- [Exercise instructions]
Each line below should be retyped exactly, with no pictures.

- [Input rows]
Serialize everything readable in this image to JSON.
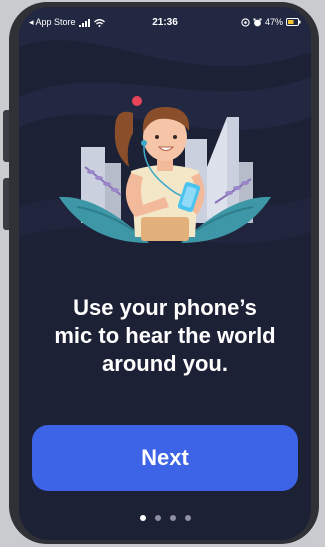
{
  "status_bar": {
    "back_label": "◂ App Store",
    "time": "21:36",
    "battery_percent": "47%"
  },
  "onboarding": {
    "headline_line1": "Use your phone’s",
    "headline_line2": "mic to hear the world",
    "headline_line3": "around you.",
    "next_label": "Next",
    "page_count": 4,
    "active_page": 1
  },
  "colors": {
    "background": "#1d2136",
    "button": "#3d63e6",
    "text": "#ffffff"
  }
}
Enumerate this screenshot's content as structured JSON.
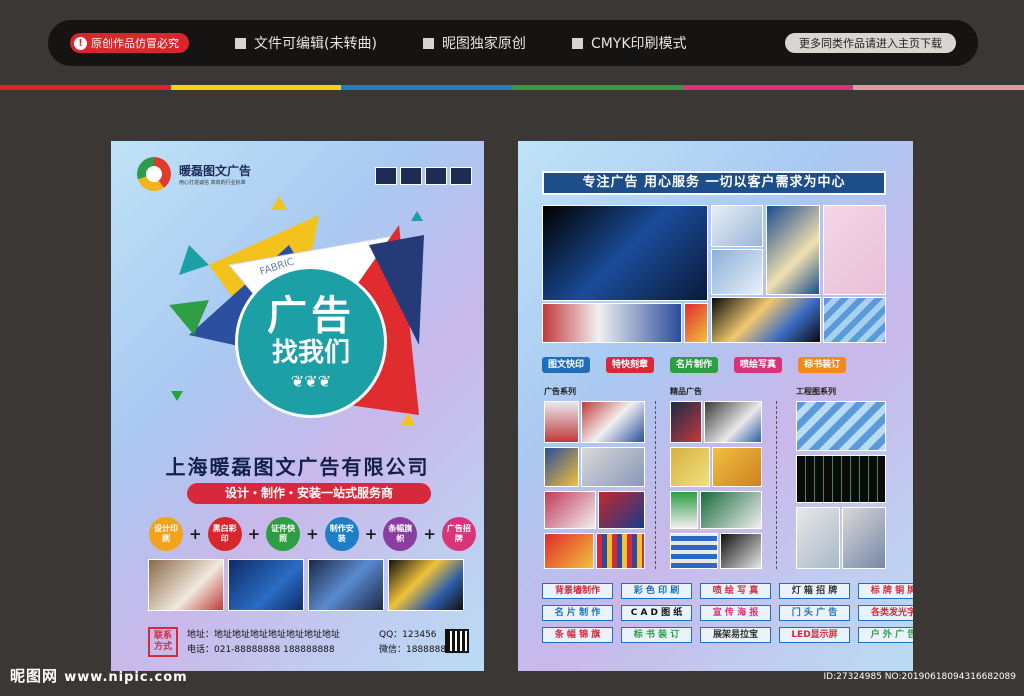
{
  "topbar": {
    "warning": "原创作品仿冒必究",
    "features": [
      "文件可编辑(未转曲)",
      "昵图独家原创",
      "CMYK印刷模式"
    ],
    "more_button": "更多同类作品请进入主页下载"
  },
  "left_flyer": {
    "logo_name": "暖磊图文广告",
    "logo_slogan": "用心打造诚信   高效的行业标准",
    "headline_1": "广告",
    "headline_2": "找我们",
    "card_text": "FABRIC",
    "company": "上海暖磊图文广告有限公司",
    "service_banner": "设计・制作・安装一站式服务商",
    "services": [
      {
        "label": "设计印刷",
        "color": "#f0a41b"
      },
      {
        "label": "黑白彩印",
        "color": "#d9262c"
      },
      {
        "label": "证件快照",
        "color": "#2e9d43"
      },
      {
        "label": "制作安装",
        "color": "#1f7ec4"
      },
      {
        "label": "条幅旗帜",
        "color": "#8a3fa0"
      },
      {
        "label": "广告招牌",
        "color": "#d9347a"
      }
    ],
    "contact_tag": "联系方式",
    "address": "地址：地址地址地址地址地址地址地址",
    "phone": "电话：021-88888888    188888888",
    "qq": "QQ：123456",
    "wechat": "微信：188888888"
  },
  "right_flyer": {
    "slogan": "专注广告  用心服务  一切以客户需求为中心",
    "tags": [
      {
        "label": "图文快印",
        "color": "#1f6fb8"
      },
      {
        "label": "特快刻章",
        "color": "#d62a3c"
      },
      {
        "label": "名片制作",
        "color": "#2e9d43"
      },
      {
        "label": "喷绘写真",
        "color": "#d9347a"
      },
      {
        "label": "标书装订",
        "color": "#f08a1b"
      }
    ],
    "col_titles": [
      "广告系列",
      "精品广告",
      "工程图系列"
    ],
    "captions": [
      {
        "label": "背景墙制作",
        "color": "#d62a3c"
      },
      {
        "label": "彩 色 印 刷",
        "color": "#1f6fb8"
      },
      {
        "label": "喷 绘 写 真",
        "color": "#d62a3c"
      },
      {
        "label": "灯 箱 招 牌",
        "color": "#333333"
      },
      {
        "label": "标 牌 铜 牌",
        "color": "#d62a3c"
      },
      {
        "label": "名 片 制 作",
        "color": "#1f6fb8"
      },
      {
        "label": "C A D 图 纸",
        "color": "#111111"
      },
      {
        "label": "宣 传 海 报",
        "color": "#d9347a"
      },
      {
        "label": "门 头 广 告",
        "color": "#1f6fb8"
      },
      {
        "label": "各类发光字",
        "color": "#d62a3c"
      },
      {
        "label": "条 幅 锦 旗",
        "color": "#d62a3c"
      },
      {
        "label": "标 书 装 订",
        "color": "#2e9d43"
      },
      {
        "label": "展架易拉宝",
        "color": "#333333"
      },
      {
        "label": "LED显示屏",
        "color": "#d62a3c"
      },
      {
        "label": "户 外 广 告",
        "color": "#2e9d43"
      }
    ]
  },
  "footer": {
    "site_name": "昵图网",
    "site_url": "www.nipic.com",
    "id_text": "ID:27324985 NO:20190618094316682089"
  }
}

- [Written reply]
Serialize everything readable in this image to JSON.
{
  "status_bar": {
    "back_label": "◂ App Store",
    "time": "21:36",
    "battery_percent": "47%"
  },
  "onboarding": {
    "headline_line1": "Use your phone’s",
    "headline_line2": "mic to hear the world",
    "headline_line3": "around you.",
    "next_label": "Next",
    "page_count": 4,
    "active_page": 1
  },
  "colors": {
    "background": "#1d2136",
    "button": "#3d63e6",
    "text": "#ffffff"
  }
}
Enumerate this screenshot's content as structured JSON.
{
  "topbar": {
    "warning": "原创作品仿冒必究",
    "features": [
      "文件可编辑(未转曲)",
      "昵图独家原创",
      "CMYK印刷模式"
    ],
    "more_button": "更多同类作品请进入主页下载"
  },
  "left_flyer": {
    "logo_name": "暖磊图文广告",
    "logo_slogan": "用心打造诚信   高效的行业标准",
    "headline_1": "广告",
    "headline_2": "找我们",
    "card_text": "FABRIC",
    "company": "上海暖磊图文广告有限公司",
    "service_banner": "设计・制作・安装一站式服务商",
    "services": [
      {
        "label": "设计印刷",
        "color": "#f0a41b"
      },
      {
        "label": "黑白彩印",
        "color": "#d9262c"
      },
      {
        "label": "证件快照",
        "color": "#2e9d43"
      },
      {
        "label": "制作安装",
        "color": "#1f7ec4"
      },
      {
        "label": "条幅旗帜",
        "color": "#8a3fa0"
      },
      {
        "label": "广告招牌",
        "color": "#d9347a"
      }
    ],
    "contact_tag": "联系方式",
    "address": "地址：地址地址地址地址地址地址地址",
    "phone": "电话：021-88888888    188888888",
    "qq": "QQ：123456",
    "wechat": "微信：188888888"
  },
  "right_flyer": {
    "slogan": "专注广告  用心服务  一切以客户需求为中心",
    "tags": [
      {
        "label": "图文快印",
        "color": "#1f6fb8"
      },
      {
        "label": "特快刻章",
        "color": "#d62a3c"
      },
      {
        "label": "名片制作",
        "color": "#2e9d43"
      },
      {
        "label": "喷绘写真",
        "color": "#d9347a"
      },
      {
        "label": "标书装订",
        "color": "#f08a1b"
      }
    ],
    "col_titles": [
      "广告系列",
      "精品广告",
      "工程图系列"
    ],
    "captions": [
      {
        "label": "背景墙制作",
        "color": "#d62a3c"
      },
      {
        "label": "彩 色 印 刷",
        "color": "#1f6fb8"
      },
      {
        "label": "喷 绘 写 真",
        "color": "#d62a3c"
      },
      {
        "label": "灯 箱 招 牌",
        "color": "#333333"
      },
      {
        "label": "标 牌 铜 牌",
        "color": "#d62a3c"
      },
      {
        "label": "名 片 制 作",
        "color": "#1f6fb8"
      },
      {
        "label": "C A D 图 纸",
        "color": "#111111"
      },
      {
        "label": "宣 传 海 报",
        "color": "#d9347a"
      },
      {
        "label": "门 头 广 告",
        "color": "#1f6fb8"
      },
      {
        "label": "各类发光字",
        "color": "#d62a3c"
      },
      {
        "label": "条 幅 锦 旗",
        "color": "#d62a3c"
      },
      {
        "label": "标 书 装 订",
        "color": "#2e9d43"
      },
      {
        "label": "展架易拉宝",
        "color": "#333333"
      },
      {
        "label": "LED显示屏",
        "color": "#d62a3c"
      },
      {
        "label": "户 外 广 告",
        "color": "#2e9d43"
      }
    ]
  },
  "footer": {
    "site_name": "昵图网",
    "site_url": "www.nipic.com",
    "id_text": "ID:27324985 NO:20190618094316682089"
  }
}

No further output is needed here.